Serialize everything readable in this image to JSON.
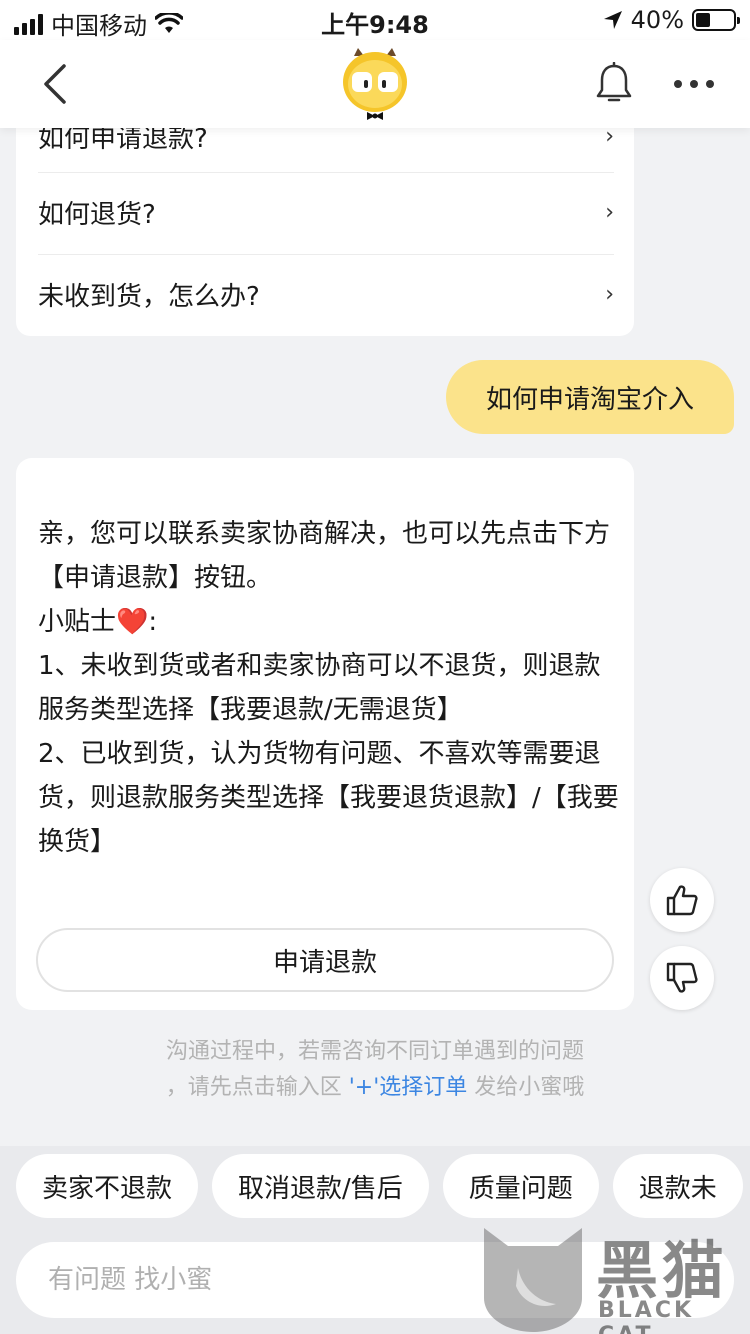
{
  "status_bar": {
    "carrier": "中国移动",
    "time": "上午9:48",
    "battery": "40%",
    "battery_level": 0.4
  },
  "nav": {
    "back_icon": "chevron-left-icon",
    "avatar_icon": "xiaomi-mascot",
    "bell_icon": "bell-icon",
    "more_icon": "more-dots-icon"
  },
  "faq": {
    "items": [
      {
        "label": "如何申请退款?",
        "arrow": "›"
      },
      {
        "label": "如何退货?",
        "arrow": "›"
      },
      {
        "label": "未收到货，怎么办?",
        "arrow": "›"
      }
    ]
  },
  "user_message": "如何申请淘宝介入",
  "answer": {
    "line1": "亲，您可以联系卖家协商解决，也可以先点击下方【申请退款】按钮。",
    "tip_label": "小贴士",
    "tip_emoji": "❤️",
    "tip_colon": ":",
    "point1": "1、未收到货或者和卖家协商可以不退货，则退款服务类型选择【我要退款/无需退货】",
    "point2": "2、已收到货，认为货物有问题、不喜欢等需要退货，则退款服务类型选择【我要退货退款】/【我要换货】",
    "button": "申请退款"
  },
  "feedback": {
    "like_icon": "thumbs-up-icon",
    "dislike_icon": "thumbs-down-icon"
  },
  "notice": {
    "line1": "沟通过程中，若需咨询不同订单遇到的问题",
    "line2_prefix": "，请先点击输入区",
    "line2_link": "'+'选择订单",
    "line2_suffix": "发给小蜜哦"
  },
  "quick_replies": [
    "卖家不退款",
    "取消退款/售后",
    "质量问题",
    "退款未"
  ],
  "input": {
    "placeholder": "有问题 找小蜜"
  },
  "watermark": {
    "cn": "黑猫",
    "en": "BLACK CAT"
  },
  "colors": {
    "user_bubble": "#fbe38b",
    "link": "#3c86e2",
    "background": "#f1f2f4"
  }
}
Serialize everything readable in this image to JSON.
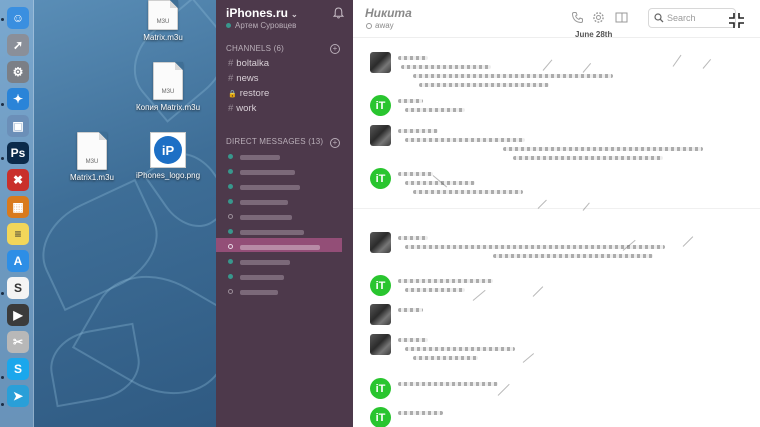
{
  "desktop": {
    "dock_icons": [
      {
        "name": "finder-icon",
        "color": "#3a8fe0",
        "glyph": "☺"
      },
      {
        "name": "launchpad-icon",
        "color": "#8a8f99",
        "glyph": "➚"
      },
      {
        "name": "system-preferences-icon",
        "color": "#7b7f86",
        "glyph": "⚙"
      },
      {
        "name": "safari-icon",
        "color": "#2a84d8",
        "glyph": "✦"
      },
      {
        "name": "preview-icon",
        "color": "#6b8fb8",
        "glyph": "▣"
      },
      {
        "name": "photoshop-icon",
        "color": "#0b2a4a",
        "glyph": "Ps"
      },
      {
        "name": "crossover-icon",
        "color": "#c9302c",
        "glyph": "✖"
      },
      {
        "name": "calculator-icon",
        "color": "#d97a1d",
        "glyph": "▦"
      },
      {
        "name": "notes-icon",
        "color": "#f2d65a",
        "glyph": "≡"
      },
      {
        "name": "app-store-icon",
        "color": "#2d8ee6",
        "glyph": "A"
      },
      {
        "name": "slack-icon",
        "color": "#f4f4f4",
        "glyph": "S"
      },
      {
        "name": "final-cut-icon",
        "color": "#3b3b3b",
        "glyph": "▶"
      },
      {
        "name": "script-icon",
        "color": "#b8b8b8",
        "glyph": "✂"
      },
      {
        "name": "skype-icon",
        "color": "#1ba7ec",
        "glyph": "S"
      },
      {
        "name": "telegram-icon",
        "color": "#2a9fd8",
        "glyph": "➤"
      }
    ],
    "files": [
      {
        "label": "Matrix.m3u",
        "ext": "M3U"
      },
      {
        "label": "Копия Matrix.m3u",
        "ext": "M3U"
      },
      {
        "label": "Matrix1.m3u",
        "ext": "M3U"
      },
      {
        "label": "iPhones_logo.png",
        "logo_text": "iP"
      }
    ]
  },
  "sidebar": {
    "team_name": "iPhones.ru",
    "caret": "⌄",
    "user_name": "Артем Суровцев",
    "channels_header": "CHANNELS",
    "channels_count": "(6)",
    "channels": [
      {
        "prefix": "#",
        "name": "boltalka"
      },
      {
        "prefix": "#",
        "name": "news"
      },
      {
        "prefix": "🔒",
        "name": "restore"
      },
      {
        "prefix": "#",
        "name": "work"
      }
    ],
    "dm_header": "DIRECT MESSAGES",
    "dm_count": "(13)"
  },
  "chat": {
    "title": "Никита",
    "status": "away",
    "search_placeholder": "Search",
    "day_divider": "June 28th"
  },
  "colors": {
    "sidebar_bg": "#4d394b",
    "presence_green": "#38978d",
    "active_dm": "#a0527f",
    "avatar_green": "#29c52f"
  }
}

______________________________

Goal: Write every entry out again exactly, dropping the pictures.

Expected output:
Serialize everything readable in this image to JSON.
{
  "status_bar": {
    "carrier": "中国移动",
    "time": "上午9:48",
    "battery": "40%",
    "battery_level": 0.4
  },
  "nav": {
    "back_icon": "chevron-left-icon",
    "avatar_icon": "xiaomi-mascot",
    "bell_icon": "bell-icon",
    "more_icon": "more-dots-icon"
  },
  "faq": {
    "items": [
      {
        "label": "如何申请退款?",
        "arrow": "›"
      },
      {
        "label": "如何退货?",
        "arrow": "›"
      },
      {
        "label": "未收到货，怎么办?",
        "arrow": "›"
      }
    ]
  },
  "user_message": "如何申请淘宝介入",
  "answer": {
    "line1": "亲，您可以联系卖家协商解决，也可以先点击下方【申请退款】按钮。",
    "tip_label": "小贴士",
    "tip_emoji": "❤️",
    "tip_colon": ":",
    "point1": "1、未收到货或者和卖家协商可以不退货，则退款服务类型选择【我要退款/无需退货】",
    "point2": "2、已收到货，认为货物有问题、不喜欢等需要退货，则退款服务类型选择【我要退货退款】/【我要换货】",
    "button": "申请退款"
  },
  "feedback": {
    "like_icon": "thumbs-up-icon",
    "dislike_icon": "thumbs-down-icon"
  },
  "notice": {
    "line1": "沟通过程中，若需咨询不同订单遇到的问题",
    "line2_prefix": "，请先点击输入区",
    "line2_link": "'+'选择订单",
    "line2_suffix": "发给小蜜哦"
  },
  "quick_replies": [
    "卖家不退款",
    "取消退款/售后",
    "质量问题",
    "退款未"
  ],
  "input": {
    "placeholder": "有问题 找小蜜"
  },
  "watermark": {
    "cn": "黑猫",
    "en": "BLACK CAT"
  },
  "colors": {
    "user_bubble": "#fbe38b",
    "link": "#3c86e2",
    "background": "#f1f2f4"
  }
}
Serialize everything readable in this image to JSON.
{
  "desktop": {
    "dock_icons": [
      {
        "name": "finder-icon",
        "color": "#3a8fe0",
        "glyph": "☺"
      },
      {
        "name": "launchpad-icon",
        "color": "#8a8f99",
        "glyph": "➚"
      },
      {
        "name": "system-preferences-icon",
        "color": "#7b7f86",
        "glyph": "⚙"
      },
      {
        "name": "safari-icon",
        "color": "#2a84d8",
        "glyph": "✦"
      },
      {
        "name": "preview-icon",
        "color": "#6b8fb8",
        "glyph": "▣"
      },
      {
        "name": "photoshop-icon",
        "color": "#0b2a4a",
        "glyph": "Ps"
      },
      {
        "name": "crossover-icon",
        "color": "#c9302c",
        "glyph": "✖"
      },
      {
        "name": "calculator-icon",
        "color": "#d97a1d",
        "glyph": "▦"
      },
      {
        "name": "notes-icon",
        "color": "#f2d65a",
        "glyph": "≡"
      },
      {
        "name": "app-store-icon",
        "color": "#2d8ee6",
        "glyph": "A"
      },
      {
        "name": "slack-icon",
        "color": "#f4f4f4",
        "glyph": "S"
      },
      {
        "name": "final-cut-icon",
        "color": "#3b3b3b",
        "glyph": "▶"
      },
      {
        "name": "script-icon",
        "color": "#b8b8b8",
        "glyph": "✂"
      },
      {
        "name": "skype-icon",
        "color": "#1ba7ec",
        "glyph": "S"
      },
      {
        "name": "telegram-icon",
        "color": "#2a9fd8",
        "glyph": "➤"
      }
    ],
    "files": [
      {
        "label": "Matrix.m3u",
        "ext": "M3U"
      },
      {
        "label": "Копия Matrix.m3u",
        "ext": "M3U"
      },
      {
        "label": "Matrix1.m3u",
        "ext": "M3U"
      },
      {
        "label": "iPhones_logo.png",
        "logo_text": "iP"
      }
    ]
  },
  "sidebar": {
    "team_name": "iPhones.ru",
    "caret": "⌄",
    "user_name": "Артем Суровцев",
    "channels_header": "CHANNELS",
    "channels_count": "(6)",
    "channels": [
      {
        "prefix": "#",
        "name": "boltalka"
      },
      {
        "prefix": "#",
        "name": "news"
      },
      {
        "prefix": "🔒",
        "name": "restore"
      },
      {
        "prefix": "#",
        "name": "work"
      }
    ],
    "dm_header": "DIRECT MESSAGES",
    "dm_count": "(13)"
  },
  "chat": {
    "title": "Никита",
    "status": "away",
    "search_placeholder": "Search",
    "day_divider": "June 28th"
  },
  "colors": {
    "sidebar_bg": "#4d394b",
    "presence_green": "#38978d",
    "active_dm": "#a0527f",
    "avatar_green": "#29c52f"
  }
}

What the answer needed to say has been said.